What is the number of lines in the data holding the word "morrow"? Give that number by itself.

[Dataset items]
/---

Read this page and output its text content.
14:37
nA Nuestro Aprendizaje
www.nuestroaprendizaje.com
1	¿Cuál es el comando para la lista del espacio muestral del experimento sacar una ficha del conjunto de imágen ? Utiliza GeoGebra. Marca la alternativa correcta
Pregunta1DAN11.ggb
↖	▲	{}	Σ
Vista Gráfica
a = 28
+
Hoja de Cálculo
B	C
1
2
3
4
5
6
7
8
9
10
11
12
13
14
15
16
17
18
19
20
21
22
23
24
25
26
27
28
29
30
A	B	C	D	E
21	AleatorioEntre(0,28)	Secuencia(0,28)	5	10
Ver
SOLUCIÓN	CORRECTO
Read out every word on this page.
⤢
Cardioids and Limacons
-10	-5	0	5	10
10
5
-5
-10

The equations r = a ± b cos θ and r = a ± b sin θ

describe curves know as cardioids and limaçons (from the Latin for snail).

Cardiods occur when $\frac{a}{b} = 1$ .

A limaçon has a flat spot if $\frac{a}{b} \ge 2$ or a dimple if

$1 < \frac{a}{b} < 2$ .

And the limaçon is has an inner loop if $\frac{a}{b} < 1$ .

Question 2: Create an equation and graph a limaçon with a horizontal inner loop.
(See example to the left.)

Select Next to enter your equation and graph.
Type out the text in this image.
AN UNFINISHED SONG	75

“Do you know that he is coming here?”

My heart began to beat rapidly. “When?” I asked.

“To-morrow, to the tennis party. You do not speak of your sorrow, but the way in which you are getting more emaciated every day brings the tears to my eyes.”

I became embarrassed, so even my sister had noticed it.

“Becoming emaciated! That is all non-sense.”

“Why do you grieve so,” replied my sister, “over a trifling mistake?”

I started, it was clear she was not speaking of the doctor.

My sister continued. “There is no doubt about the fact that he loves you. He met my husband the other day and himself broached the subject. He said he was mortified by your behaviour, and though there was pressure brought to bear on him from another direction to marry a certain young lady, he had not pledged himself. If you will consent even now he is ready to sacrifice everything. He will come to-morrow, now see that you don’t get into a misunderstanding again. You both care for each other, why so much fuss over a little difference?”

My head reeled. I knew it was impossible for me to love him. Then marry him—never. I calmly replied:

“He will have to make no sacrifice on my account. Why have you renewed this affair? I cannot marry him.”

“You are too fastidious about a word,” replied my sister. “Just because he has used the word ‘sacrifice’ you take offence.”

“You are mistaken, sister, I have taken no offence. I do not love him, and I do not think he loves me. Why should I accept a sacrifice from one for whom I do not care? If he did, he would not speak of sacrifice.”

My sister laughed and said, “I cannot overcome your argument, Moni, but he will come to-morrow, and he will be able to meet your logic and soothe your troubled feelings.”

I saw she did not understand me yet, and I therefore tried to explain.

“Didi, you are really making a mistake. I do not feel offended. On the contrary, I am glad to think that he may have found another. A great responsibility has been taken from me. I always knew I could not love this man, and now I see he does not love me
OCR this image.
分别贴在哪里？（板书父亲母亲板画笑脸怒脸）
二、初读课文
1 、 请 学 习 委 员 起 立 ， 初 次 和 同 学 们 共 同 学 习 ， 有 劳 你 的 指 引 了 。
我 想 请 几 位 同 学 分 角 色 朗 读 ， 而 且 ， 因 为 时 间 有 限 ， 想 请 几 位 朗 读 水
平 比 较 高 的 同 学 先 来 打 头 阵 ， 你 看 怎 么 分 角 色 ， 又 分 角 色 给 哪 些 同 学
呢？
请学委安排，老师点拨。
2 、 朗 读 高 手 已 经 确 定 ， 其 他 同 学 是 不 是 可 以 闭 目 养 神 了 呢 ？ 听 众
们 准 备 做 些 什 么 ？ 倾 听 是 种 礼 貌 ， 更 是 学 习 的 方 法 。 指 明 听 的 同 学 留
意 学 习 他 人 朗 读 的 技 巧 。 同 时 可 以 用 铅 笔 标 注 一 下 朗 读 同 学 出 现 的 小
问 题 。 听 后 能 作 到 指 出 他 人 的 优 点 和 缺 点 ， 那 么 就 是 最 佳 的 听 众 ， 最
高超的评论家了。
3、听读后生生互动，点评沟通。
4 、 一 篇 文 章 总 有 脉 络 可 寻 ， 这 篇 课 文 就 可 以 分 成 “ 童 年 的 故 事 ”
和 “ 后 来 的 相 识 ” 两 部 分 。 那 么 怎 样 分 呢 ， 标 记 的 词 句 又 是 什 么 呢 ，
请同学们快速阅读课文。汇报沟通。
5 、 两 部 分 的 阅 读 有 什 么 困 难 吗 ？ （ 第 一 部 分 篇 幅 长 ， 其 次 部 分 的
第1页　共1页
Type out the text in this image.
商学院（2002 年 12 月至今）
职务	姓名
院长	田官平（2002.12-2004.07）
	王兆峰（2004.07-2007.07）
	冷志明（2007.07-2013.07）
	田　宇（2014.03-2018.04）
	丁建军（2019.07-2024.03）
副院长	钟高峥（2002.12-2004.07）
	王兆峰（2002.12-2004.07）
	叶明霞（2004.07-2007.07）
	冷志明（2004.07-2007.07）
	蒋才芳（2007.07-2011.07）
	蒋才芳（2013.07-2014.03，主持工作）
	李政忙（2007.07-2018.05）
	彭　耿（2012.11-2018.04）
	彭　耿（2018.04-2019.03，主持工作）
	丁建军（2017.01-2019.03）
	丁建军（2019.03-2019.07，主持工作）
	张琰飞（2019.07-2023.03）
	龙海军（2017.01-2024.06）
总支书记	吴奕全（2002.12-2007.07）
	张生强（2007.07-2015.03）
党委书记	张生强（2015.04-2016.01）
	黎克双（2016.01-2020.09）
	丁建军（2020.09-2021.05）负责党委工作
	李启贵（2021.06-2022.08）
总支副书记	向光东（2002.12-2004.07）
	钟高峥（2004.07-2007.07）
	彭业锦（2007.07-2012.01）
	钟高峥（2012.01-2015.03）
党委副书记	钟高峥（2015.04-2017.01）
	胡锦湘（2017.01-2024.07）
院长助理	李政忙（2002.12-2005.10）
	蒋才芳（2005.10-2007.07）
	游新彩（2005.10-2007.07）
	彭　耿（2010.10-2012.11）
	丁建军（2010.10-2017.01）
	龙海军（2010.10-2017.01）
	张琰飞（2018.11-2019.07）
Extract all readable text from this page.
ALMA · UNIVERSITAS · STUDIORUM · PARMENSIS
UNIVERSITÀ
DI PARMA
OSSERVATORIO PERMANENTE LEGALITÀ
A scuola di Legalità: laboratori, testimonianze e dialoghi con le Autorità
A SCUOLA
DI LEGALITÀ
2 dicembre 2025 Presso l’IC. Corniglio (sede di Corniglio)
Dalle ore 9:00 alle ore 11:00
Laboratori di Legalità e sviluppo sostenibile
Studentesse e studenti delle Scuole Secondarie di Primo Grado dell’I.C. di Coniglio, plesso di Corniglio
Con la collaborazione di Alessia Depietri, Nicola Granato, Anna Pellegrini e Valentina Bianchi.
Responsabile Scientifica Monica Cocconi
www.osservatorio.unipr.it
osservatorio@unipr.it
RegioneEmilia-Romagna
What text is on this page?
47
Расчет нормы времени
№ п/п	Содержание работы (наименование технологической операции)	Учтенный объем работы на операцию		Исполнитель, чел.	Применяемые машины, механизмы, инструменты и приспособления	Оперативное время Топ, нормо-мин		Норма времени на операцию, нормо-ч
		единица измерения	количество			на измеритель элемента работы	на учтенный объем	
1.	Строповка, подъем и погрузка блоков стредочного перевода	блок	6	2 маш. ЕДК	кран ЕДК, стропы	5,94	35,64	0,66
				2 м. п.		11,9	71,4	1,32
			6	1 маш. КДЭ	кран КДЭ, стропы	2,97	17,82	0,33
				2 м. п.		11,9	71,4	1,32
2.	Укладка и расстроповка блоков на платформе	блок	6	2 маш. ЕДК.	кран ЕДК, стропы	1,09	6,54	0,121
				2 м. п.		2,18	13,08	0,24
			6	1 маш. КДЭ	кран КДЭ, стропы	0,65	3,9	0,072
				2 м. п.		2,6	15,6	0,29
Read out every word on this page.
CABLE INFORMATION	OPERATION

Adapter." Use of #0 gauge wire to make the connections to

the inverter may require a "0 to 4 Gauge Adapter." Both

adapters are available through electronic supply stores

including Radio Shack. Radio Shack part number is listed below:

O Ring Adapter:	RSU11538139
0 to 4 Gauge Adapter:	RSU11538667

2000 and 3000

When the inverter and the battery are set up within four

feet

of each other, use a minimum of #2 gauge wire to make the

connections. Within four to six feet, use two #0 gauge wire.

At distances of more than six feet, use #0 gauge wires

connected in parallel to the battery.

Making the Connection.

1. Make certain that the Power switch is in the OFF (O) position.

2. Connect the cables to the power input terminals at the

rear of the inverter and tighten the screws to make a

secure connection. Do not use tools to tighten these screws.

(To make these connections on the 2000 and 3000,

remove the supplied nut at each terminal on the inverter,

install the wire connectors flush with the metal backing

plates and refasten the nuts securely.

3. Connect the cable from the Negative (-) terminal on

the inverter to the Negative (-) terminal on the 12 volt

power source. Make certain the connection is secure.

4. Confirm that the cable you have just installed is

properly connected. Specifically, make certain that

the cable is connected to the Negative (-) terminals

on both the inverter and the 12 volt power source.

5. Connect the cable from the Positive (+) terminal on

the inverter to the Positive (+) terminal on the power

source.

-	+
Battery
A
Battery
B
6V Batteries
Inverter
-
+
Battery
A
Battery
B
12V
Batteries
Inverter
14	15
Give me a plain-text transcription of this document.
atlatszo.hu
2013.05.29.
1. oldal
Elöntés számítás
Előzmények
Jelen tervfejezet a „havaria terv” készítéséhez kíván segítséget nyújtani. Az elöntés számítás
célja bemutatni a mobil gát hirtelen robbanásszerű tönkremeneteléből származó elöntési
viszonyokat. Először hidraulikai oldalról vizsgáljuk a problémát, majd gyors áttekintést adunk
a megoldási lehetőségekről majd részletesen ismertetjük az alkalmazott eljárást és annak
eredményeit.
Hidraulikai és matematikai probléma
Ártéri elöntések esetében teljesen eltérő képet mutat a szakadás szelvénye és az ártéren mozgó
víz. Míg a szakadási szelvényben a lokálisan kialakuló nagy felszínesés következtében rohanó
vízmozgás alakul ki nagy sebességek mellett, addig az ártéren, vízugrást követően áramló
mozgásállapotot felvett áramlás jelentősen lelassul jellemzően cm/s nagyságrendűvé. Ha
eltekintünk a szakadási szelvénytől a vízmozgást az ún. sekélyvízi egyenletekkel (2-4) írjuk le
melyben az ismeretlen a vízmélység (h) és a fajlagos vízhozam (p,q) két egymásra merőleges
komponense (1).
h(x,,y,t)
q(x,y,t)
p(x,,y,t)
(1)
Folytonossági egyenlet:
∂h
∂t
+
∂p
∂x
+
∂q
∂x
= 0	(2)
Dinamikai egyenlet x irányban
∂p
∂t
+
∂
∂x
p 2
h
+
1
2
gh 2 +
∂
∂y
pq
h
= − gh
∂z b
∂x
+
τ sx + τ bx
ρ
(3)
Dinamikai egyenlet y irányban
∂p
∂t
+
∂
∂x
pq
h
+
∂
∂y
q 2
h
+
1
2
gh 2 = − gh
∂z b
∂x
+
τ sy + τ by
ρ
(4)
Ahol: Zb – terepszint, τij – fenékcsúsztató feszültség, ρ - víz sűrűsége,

\---

:: Solution to the problem ::
3